-- DATA PROVIDED start --

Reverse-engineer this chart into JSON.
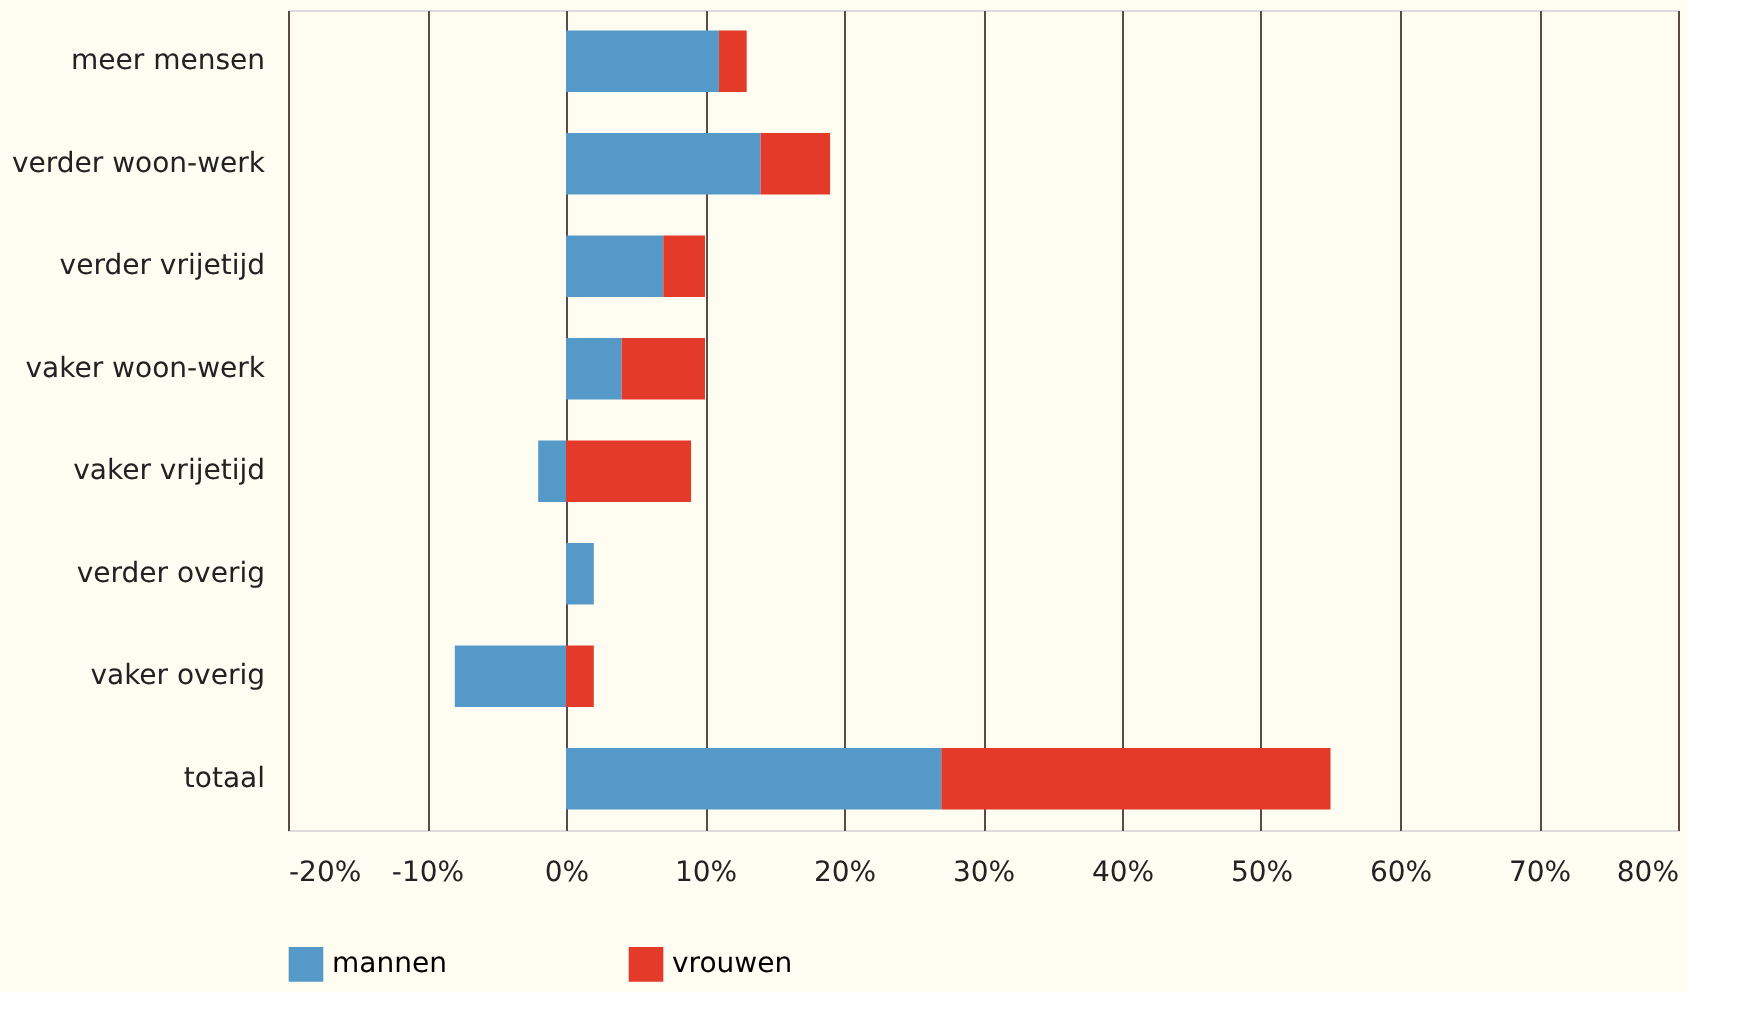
{
  "chart_data": {
    "type": "bar",
    "orientation": "horizontal",
    "stacked": true,
    "categories": [
      "meer mensen",
      "verder woon-werk",
      "verder vrijetijd",
      "vaker woon-werk",
      "vaker vrijetijd",
      "verder overig",
      "vaker overig",
      "totaal"
    ],
    "series": [
      {
        "name": "mannen",
        "color": "#5499c7",
        "values": [
          11,
          14,
          7,
          4,
          -2,
          2,
          -8,
          27
        ]
      },
      {
        "name": "vrouwen",
        "color": "#e33a29",
        "values": [
          2,
          5,
          3,
          6,
          9,
          0,
          2,
          28
        ]
      }
    ],
    "xlim": [
      -20,
      80
    ],
    "xticks": [
      {
        "value": -20,
        "label": "-20%"
      },
      {
        "value": -10,
        "label": "-10%"
      },
      {
        "value": 0,
        "label": "0%"
      },
      {
        "value": 10,
        "label": "10%"
      },
      {
        "value": 20,
        "label": "20%"
      },
      {
        "value": 30,
        "label": "30%"
      },
      {
        "value": 40,
        "label": "40%"
      },
      {
        "value": 50,
        "label": "50%"
      },
      {
        "value": 60,
        "label": "60%"
      },
      {
        "value": 70,
        "label": "70%"
      },
      {
        "value": 80,
        "label": "80%"
      }
    ],
    "grid": "x",
    "legend": "bottom"
  }
}
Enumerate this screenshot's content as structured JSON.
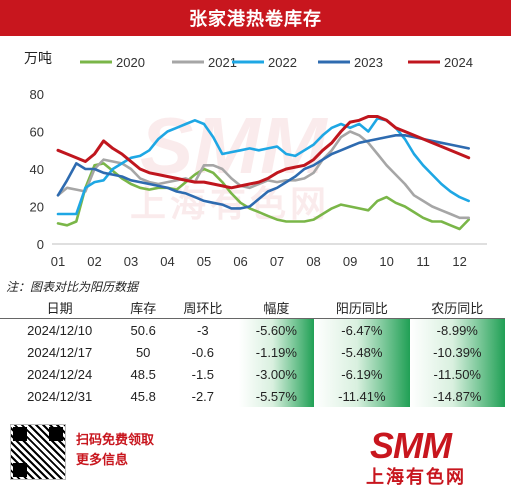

-- DATA PROVIDED end --

## WHAT IS EXPECTED
With the pictures left out, transcribe the material exactly.

## TASK SOLUTION
Reverse-engineer this chart into JSON.
{
  "chart_data": {
    "type": "bar",
    "orientation": "horizontal",
    "stacked": true,
    "categories": [
      "meer mensen",
      "verder woon-werk",
      "verder vrijetijd",
      "vaker woon-werk",
      "vaker vrijetijd",
      "verder overig",
      "vaker overig",
      "totaal"
    ],
    "series": [
      {
        "name": "mannen",
        "color": "#5499c7",
        "values": [
          11,
          14,
          7,
          4,
          -2,
          2,
          -8,
          27
        ]
      },
      {
        "name": "vrouwen",
        "color": "#e33a29",
        "values": [
          2,
          5,
          3,
          6,
          9,
          0,
          2,
          28
        ]
      }
    ],
    "xlim": [
      -20,
      80
    ],
    "xticks": [
      {
        "value": -20,
        "label": "-20%"
      },
      {
        "value": -10,
        "label": "-10%"
      },
      {
        "value": 0,
        "label": "0%"
      },
      {
        "value": 10,
        "label": "10%"
      },
      {
        "value": 20,
        "label": "20%"
      },
      {
        "value": 30,
        "label": "30%"
      },
      {
        "value": 40,
        "label": "40%"
      },
      {
        "value": 50,
        "label": "50%"
      },
      {
        "value": 60,
        "label": "60%"
      },
      {
        "value": 70,
        "label": "70%"
      },
      {
        "value": 80,
        "label": "80%"
      }
    ],
    "grid": "x",
    "legend": "bottom"
  }
}
Enumerate this screenshot's content as structured JSON.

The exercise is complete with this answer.